____ Dataset records
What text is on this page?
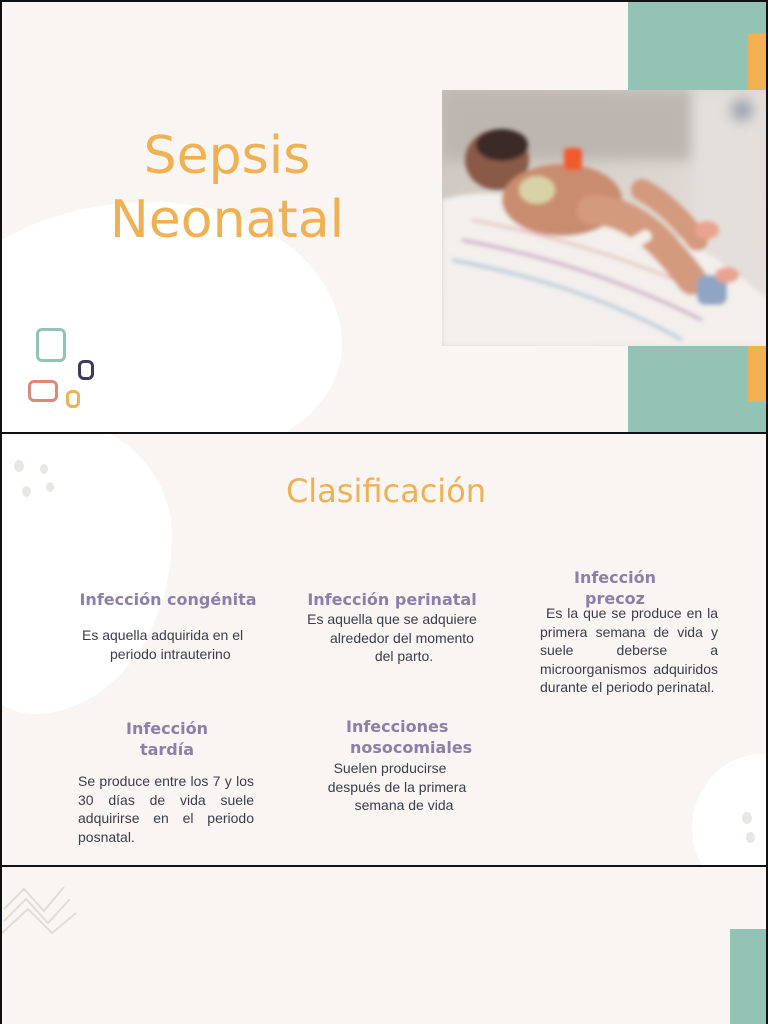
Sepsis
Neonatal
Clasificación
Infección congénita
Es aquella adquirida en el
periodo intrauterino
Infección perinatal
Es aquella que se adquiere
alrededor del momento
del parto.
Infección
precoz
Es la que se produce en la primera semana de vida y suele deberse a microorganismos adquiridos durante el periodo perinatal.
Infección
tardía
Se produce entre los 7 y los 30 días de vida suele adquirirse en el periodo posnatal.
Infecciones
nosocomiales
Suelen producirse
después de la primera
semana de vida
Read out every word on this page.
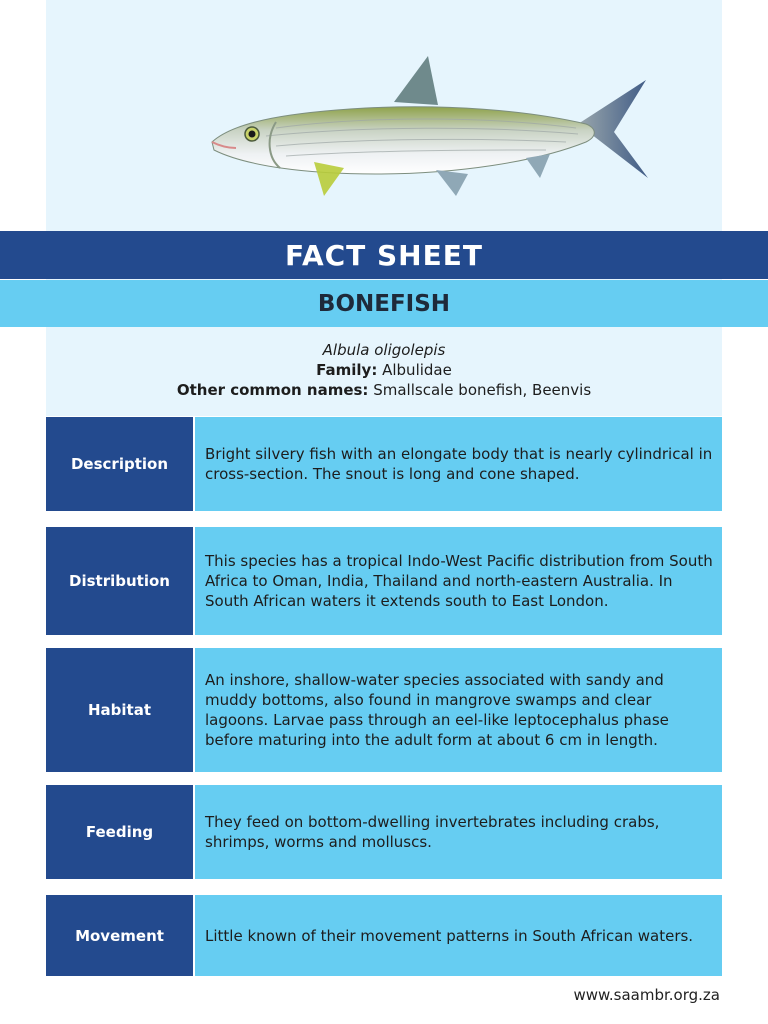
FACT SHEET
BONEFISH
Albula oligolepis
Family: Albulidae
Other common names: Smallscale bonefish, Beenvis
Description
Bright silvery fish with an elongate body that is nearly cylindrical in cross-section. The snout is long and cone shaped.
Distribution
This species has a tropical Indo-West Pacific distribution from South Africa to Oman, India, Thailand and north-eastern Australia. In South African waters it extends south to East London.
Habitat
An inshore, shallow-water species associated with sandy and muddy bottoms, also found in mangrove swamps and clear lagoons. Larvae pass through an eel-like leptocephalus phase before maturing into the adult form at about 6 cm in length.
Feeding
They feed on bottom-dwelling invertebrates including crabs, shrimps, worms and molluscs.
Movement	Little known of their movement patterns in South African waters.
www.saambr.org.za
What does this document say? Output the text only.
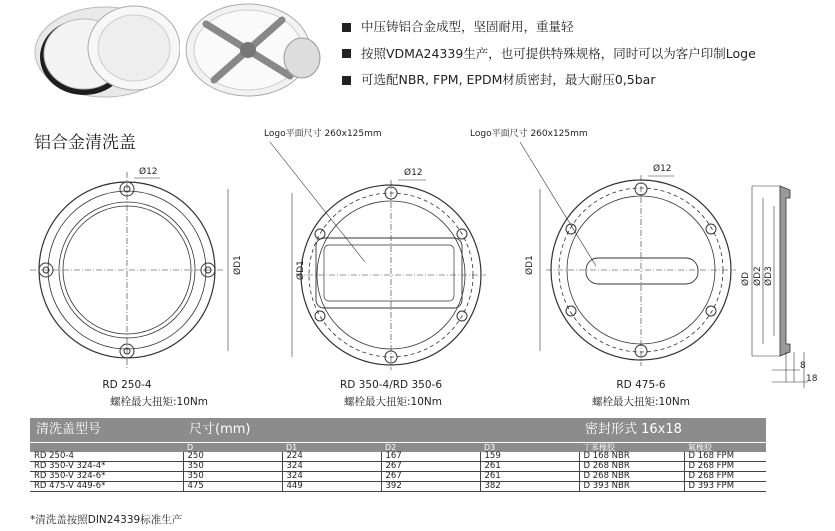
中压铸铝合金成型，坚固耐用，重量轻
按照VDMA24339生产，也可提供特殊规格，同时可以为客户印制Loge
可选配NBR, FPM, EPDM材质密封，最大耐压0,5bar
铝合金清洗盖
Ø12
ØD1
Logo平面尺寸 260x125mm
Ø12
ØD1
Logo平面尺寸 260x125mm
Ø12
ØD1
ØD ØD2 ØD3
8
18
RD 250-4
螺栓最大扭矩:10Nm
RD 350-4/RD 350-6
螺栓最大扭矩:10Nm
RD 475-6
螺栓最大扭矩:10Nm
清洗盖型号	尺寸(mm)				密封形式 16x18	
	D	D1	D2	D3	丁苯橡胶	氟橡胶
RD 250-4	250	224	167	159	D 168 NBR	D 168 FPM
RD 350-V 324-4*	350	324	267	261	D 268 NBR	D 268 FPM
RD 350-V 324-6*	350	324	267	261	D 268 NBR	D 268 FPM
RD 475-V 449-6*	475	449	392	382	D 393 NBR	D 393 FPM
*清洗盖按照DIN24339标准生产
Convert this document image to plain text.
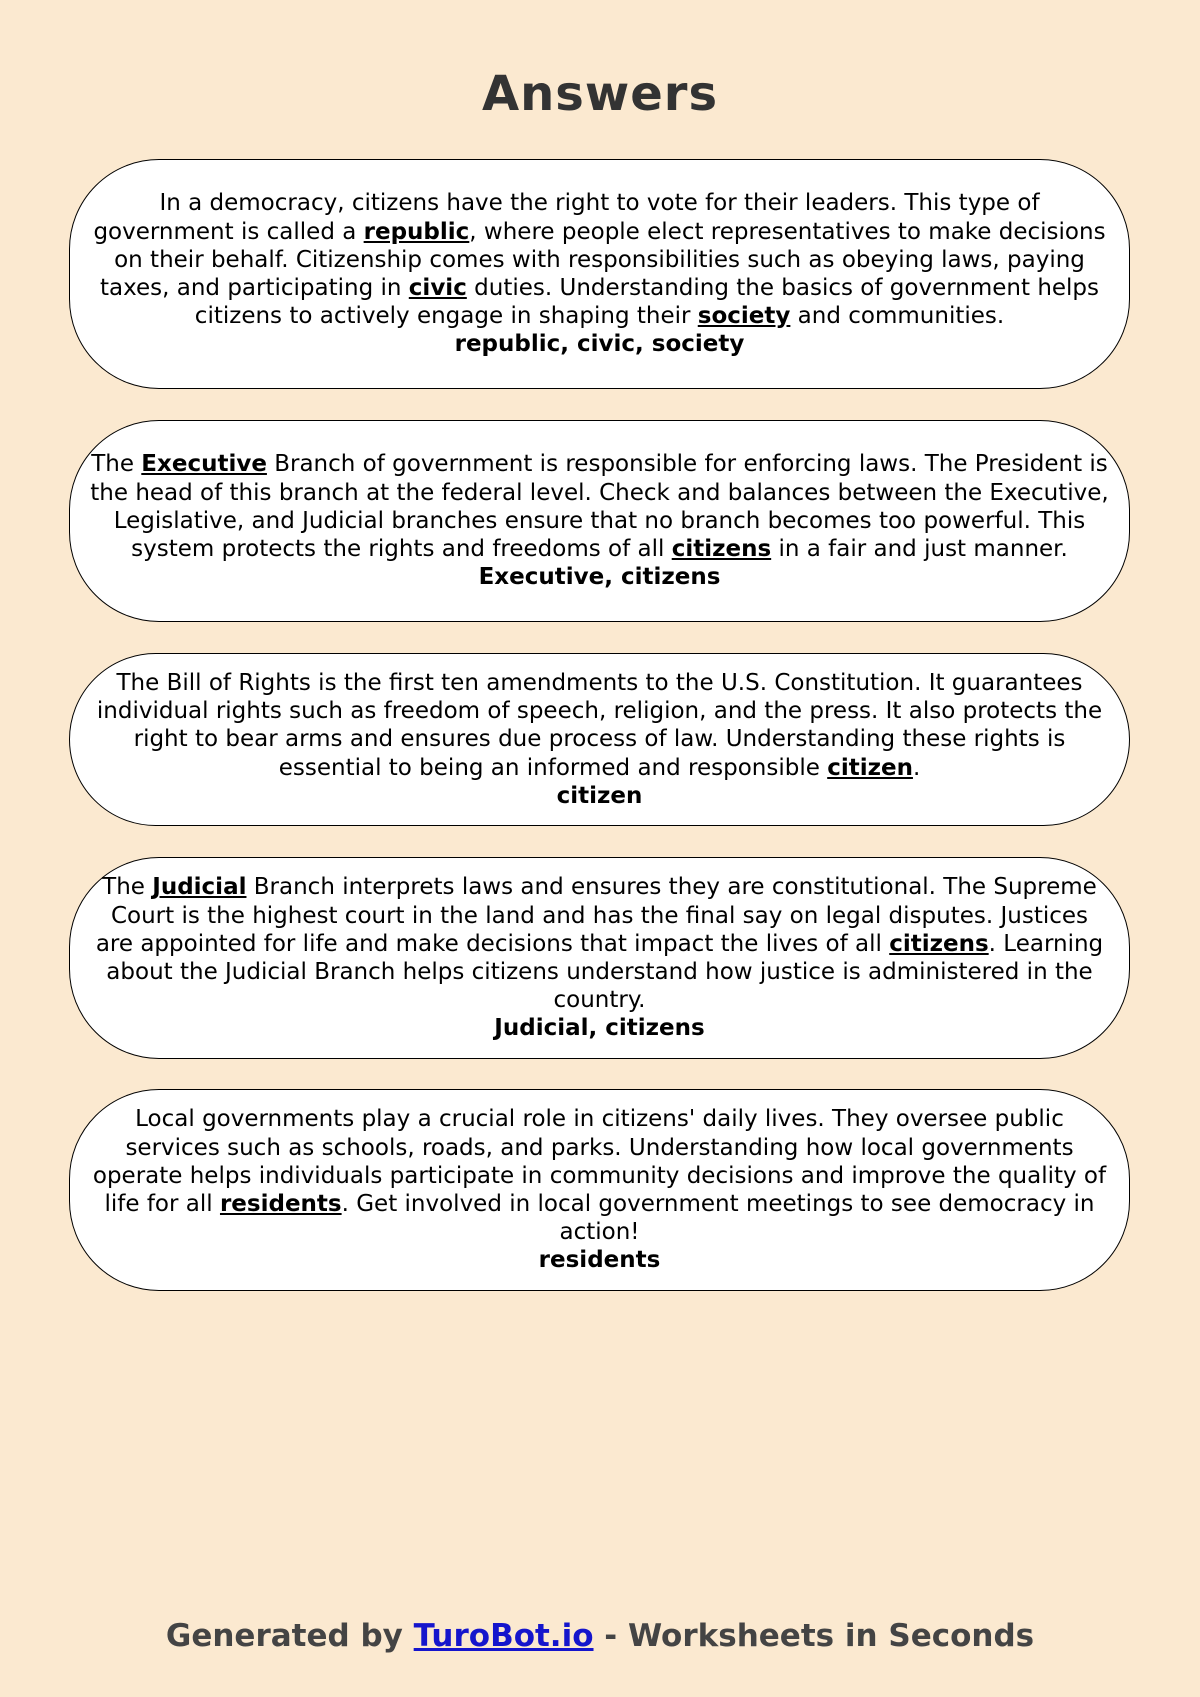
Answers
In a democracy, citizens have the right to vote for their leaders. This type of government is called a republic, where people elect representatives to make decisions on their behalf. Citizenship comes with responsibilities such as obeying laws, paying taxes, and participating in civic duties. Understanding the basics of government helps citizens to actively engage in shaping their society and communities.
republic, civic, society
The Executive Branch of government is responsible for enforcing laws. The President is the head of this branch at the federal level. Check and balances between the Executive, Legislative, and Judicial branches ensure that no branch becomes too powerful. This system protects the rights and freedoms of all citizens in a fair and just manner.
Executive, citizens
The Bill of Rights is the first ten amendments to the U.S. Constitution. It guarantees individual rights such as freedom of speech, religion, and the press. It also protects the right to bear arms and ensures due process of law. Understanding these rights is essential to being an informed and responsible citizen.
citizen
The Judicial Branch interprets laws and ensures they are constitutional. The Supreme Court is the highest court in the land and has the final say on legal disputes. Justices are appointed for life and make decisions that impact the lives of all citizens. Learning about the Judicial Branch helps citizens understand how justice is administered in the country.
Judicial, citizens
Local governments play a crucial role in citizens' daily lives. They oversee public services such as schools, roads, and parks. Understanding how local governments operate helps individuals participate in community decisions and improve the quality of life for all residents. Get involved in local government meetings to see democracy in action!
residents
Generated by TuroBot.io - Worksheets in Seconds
________
Transcribe all the data word for word; the images stay out.

What text is on this page?
Sepsis
Neonatal
Clasificación
Infección congénita
Es aquella adquirida en el
periodo intrauterino
Infección perinatal
Es aquella que se adquiere
alrededor del momento
del parto.
Infección
precoz
Es la que se produce en la primera semana de vida y suele deberse a microorganismos adquiridos durante el periodo perinatal.
Infección
tardía
Se produce entre los 7 y los 30 días de vida suele adquirirse en el periodo posnatal.
Infecciones
nosocomiales
Suelen producirse
después de la primera
semana de vida
Read out every word on this page.
FACT SHEET
BONEFISH
Albula oligolepis
Family: Albulidae
Other common names: Smallscale bonefish, Beenvis
Description
Bright silvery fish with an elongate body that is nearly cylindrical in cross-section. The snout is long and cone shaped.
Distribution
This species has a tropical Indo-West Pacific distribution from South Africa to Oman, India, Thailand and north-eastern Australia. In South African waters it extends south to East London.
Habitat
An inshore, shallow-water species associated with sandy and muddy bottoms, also found in mangrove swamps and clear lagoons. Larvae pass through an eel-like leptocephalus phase before maturing into the adult form at about 6 cm in length.
Feeding
They feed on bottom-dwelling invertebrates including crabs, shrimps, worms and molluscs.
Movement	Little known of their movement patterns in South African waters.
www.saambr.org.za
What does this document say? Output the text only.
中压铸铝合金成型，坚固耐用，重量轻
按照VDMA24339生产，也可提供特殊规格，同时可以为客户印制Loge
可选配NBR, FPM, EPDM材质密封，最大耐压0,5bar
铝合金清洗盖
Ø12
ØD1
Logo平面尺寸 260x125mm
Ø12
ØD1
Logo平面尺寸 260x125mm
Ø12
ØD1
ØD ØD2 ØD3
8
18
RD 250-4
螺栓最大扭矩:10Nm
RD 350-4/RD 350-6
螺栓最大扭矩:10Nm
RD 475-6
螺栓最大扭矩:10Nm
清洗盖型号	尺寸(mm)				密封形式 16x18	
	D	D1	D2	D3	丁苯橡胶	氟橡胶
RD 250-4	250	224	167	159	D 168 NBR	D 168 FPM
RD 350-V 324-4*	350	324	267	261	D 268 NBR	D 268 FPM
RD 350-V 324-6*	350	324	267	261	D 268 NBR	D 268 FPM
RD 475-V 449-6*	475	449	392	382	D 393 NBR	D 393 FPM
*清洗盖按照DIN24339标准生产
Convert this document image to plain text.
Answers
In a democracy, citizens have the right to vote for their leaders. This type of government is called a republic, where people elect representatives to make decisions on their behalf. Citizenship comes with responsibilities such as obeying laws, paying taxes, and participating in civic duties. Understanding the basics of government helps citizens to actively engage in shaping their society and communities.
republic, civic, society
The Executive Branch of government is responsible for enforcing laws. The President is the head of this branch at the federal level. Check and balances between the Executive, Legislative, and Judicial branches ensure that no branch becomes too powerful. This system protects the rights and freedoms of all citizens in a fair and just manner.
Executive, citizens
The Bill of Rights is the first ten amendments to the U.S. Constitution. It guarantees individual rights such as freedom of speech, religion, and the press. It also protects the right to bear arms and ensures due process of law. Understanding these rights is essential to being an informed and responsible citizen.
citizen
The Judicial Branch interprets laws and ensures they are constitutional. The Supreme Court is the highest court in the land and has the final say on legal disputes. Justices are appointed for life and make decisions that impact the lives of all citizens. Learning about the Judicial Branch helps citizens understand how justice is administered in the country.
Judicial, citizens
Local governments play a crucial role in citizens' daily lives. They oversee public services such as schools, roads, and parks. Understanding how local governments operate helps individuals participate in community decisions and improve the quality of life for all residents. Get involved in local government meetings to see democracy in action!
residents
Generated by TuroBot.io - Worksheets in Seconds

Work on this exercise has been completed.